Task directions: Give all of the lines again exactly as they read.

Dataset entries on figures
#####

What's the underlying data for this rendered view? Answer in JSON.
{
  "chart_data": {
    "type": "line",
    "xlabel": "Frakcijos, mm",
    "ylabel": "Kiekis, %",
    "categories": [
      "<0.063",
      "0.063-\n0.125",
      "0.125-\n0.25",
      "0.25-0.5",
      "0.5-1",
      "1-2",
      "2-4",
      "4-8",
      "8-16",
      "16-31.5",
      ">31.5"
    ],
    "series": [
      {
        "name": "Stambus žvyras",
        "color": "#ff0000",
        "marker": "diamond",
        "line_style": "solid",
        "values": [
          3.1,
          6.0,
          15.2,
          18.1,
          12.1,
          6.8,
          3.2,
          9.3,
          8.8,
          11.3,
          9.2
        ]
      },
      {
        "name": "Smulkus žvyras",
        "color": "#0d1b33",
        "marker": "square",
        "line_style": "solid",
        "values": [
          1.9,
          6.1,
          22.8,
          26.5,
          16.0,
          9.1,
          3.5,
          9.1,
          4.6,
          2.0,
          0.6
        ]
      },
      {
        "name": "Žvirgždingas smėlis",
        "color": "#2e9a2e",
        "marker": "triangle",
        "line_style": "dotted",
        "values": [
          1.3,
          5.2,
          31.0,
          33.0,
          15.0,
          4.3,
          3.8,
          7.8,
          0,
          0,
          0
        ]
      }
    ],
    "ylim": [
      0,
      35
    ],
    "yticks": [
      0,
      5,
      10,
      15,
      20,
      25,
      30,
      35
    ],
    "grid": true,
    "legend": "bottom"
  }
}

#####

Written reply:
What's the underlying data for this rendered view? Answer in JSON.
{
  "chart_data": {
    "type": "line",
    "xlabel": "Frakcijos, mm",
    "ylabel": "Kiekis, %",
    "categories": [
      "<0.063",
      "0.063-\n0.125",
      "0.125-\n0.25",
      "0.25-0.5",
      "0.5-1",
      "1-2",
      "2-4",
      "4-8",
      "8-16",
      "16-31.5",
      ">31.5"
    ],
    "series": [
      {
        "name": "Stambus žvyras",
        "color": "#ff0000",
        "marker": "diamond",
        "line_style": "solid",
        "values": [
          3.1,
          6.0,
          15.2,
          18.1,
          12.1,
          6.8,
          3.2,
          9.3,
          8.8,
          11.3,
          9.2
        ]
      },
      {
        "name": "Smulkus žvyras",
        "color": "#0d1b33",
        "marker": "square",
        "line_style": "solid",
        "values": [
          1.9,
          6.1,
          22.8,
          26.5,
          16.0,
          9.1,
          3.5,
          9.1,
          4.6,
          2.0,
          0.6
        ]
      },
      {
        "name": "Žvirgždingas smėlis",
        "color": "#2e9a2e",
        "marker": "triangle",
        "line_style": "dotted",
        "values": [
          1.3,
          5.2,
          31.0,
          33.0,
          15.0,
          4.3,
          3.8,
          7.8,
          0,
          0,
          0
        ]
      }
    ],
    "ylim": [
      0,
      35
    ],
    "yticks": [
      0,
      5,
      10,
      15,
      20,
      25,
      30,
      35
    ],
    "grid": true,
    "legend": "bottom"
  }
}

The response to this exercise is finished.